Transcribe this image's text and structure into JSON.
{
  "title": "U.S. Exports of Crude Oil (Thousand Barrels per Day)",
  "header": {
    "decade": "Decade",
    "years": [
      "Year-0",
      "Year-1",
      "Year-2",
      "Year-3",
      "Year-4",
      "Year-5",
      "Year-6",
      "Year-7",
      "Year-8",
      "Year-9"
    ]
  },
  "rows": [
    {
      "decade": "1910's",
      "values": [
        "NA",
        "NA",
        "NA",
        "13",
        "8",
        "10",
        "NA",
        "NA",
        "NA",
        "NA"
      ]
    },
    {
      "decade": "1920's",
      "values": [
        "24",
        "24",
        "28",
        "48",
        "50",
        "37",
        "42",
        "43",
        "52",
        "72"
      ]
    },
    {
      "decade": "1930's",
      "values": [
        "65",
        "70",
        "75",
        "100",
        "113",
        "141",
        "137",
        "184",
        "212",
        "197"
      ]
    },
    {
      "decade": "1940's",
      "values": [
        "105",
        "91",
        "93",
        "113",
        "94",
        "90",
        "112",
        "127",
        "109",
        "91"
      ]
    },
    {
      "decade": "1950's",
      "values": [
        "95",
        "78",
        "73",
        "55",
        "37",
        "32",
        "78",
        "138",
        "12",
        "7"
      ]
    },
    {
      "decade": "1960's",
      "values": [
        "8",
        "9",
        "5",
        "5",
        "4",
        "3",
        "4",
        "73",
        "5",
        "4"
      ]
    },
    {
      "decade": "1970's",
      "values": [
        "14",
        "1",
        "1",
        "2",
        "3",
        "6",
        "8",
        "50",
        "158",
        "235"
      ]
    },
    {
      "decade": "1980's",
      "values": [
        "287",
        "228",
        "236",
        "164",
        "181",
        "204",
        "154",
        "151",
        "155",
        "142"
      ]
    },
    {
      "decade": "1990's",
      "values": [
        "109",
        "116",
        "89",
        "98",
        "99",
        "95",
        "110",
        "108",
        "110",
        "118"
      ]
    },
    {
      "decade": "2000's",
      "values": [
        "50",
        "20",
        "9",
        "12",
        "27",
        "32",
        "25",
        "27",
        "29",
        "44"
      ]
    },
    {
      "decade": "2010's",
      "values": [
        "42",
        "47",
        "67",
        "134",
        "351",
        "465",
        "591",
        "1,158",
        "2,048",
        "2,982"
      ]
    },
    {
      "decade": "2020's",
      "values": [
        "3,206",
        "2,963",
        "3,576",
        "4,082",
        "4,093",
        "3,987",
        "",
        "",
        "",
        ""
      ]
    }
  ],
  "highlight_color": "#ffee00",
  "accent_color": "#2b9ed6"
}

● ● ●

Work required – The entries above must be returned in full, exactly as shown.

Exercise output –
Transcribe this image's text and structure into JSON.
{
  "title": "U.S. Exports of Crude Oil (Thousand Barrels per Day)",
  "header": {
    "decade": "Decade",
    "years": [
      "Year-0",
      "Year-1",
      "Year-2",
      "Year-3",
      "Year-4",
      "Year-5",
      "Year-6",
      "Year-7",
      "Year-8",
      "Year-9"
    ]
  },
  "rows": [
    {
      "decade": "1910's",
      "values": [
        "NA",
        "NA",
        "NA",
        "13",
        "8",
        "10",
        "NA",
        "NA",
        "NA",
        "NA"
      ]
    },
    {
      "decade": "1920's",
      "values": [
        "24",
        "24",
        "28",
        "48",
        "50",
        "37",
        "42",
        "43",
        "52",
        "72"
      ]
    },
    {
      "decade": "1930's",
      "values": [
        "65",
        "70",
        "75",
        "100",
        "113",
        "141",
        "137",
        "184",
        "212",
        "197"
      ]
    },
    {
      "decade": "1940's",
      "values": [
        "105",
        "91",
        "93",
        "113",
        "94",
        "90",
        "112",
        "127",
        "109",
        "91"
      ]
    },
    {
      "decade": "1950's",
      "values": [
        "95",
        "78",
        "73",
        "55",
        "37",
        "32",
        "78",
        "138",
        "12",
        "7"
      ]
    },
    {
      "decade": "1960's",
      "values": [
        "8",
        "9",
        "5",
        "5",
        "4",
        "3",
        "4",
        "73",
        "5",
        "4"
      ]
    },
    {
      "decade": "1970's",
      "values": [
        "14",
        "1",
        "1",
        "2",
        "3",
        "6",
        "8",
        "50",
        "158",
        "235"
      ]
    },
    {
      "decade": "1980's",
      "values": [
        "287",
        "228",
        "236",
        "164",
        "181",
        "204",
        "154",
        "151",
        "155",
        "142"
      ]
    },
    {
      "decade": "1990's",
      "values": [
        "109",
        "116",
        "89",
        "98",
        "99",
        "95",
        "110",
        "108",
        "110",
        "118"
      ]
    },
    {
      "decade": "2000's",
      "values": [
        "50",
        "20",
        "9",
        "12",
        "27",
        "32",
        "25",
        "27",
        "29",
        "44"
      ]
    },
    {
      "decade": "2010's",
      "values": [
        "42",
        "47",
        "67",
        "134",
        "351",
        "465",
        "591",
        "1,158",
        "2,048",
        "2,982"
      ]
    },
    {
      "decade": "2020's",
      "values": [
        "3,206",
        "2,963",
        "3,576",
        "4,082",
        "4,093",
        "3,987",
        "",
        "",
        "",
        ""
      ]
    }
  ],
  "highlight_color": "#ffee00",
  "accent_color": "#2b9ed6"
}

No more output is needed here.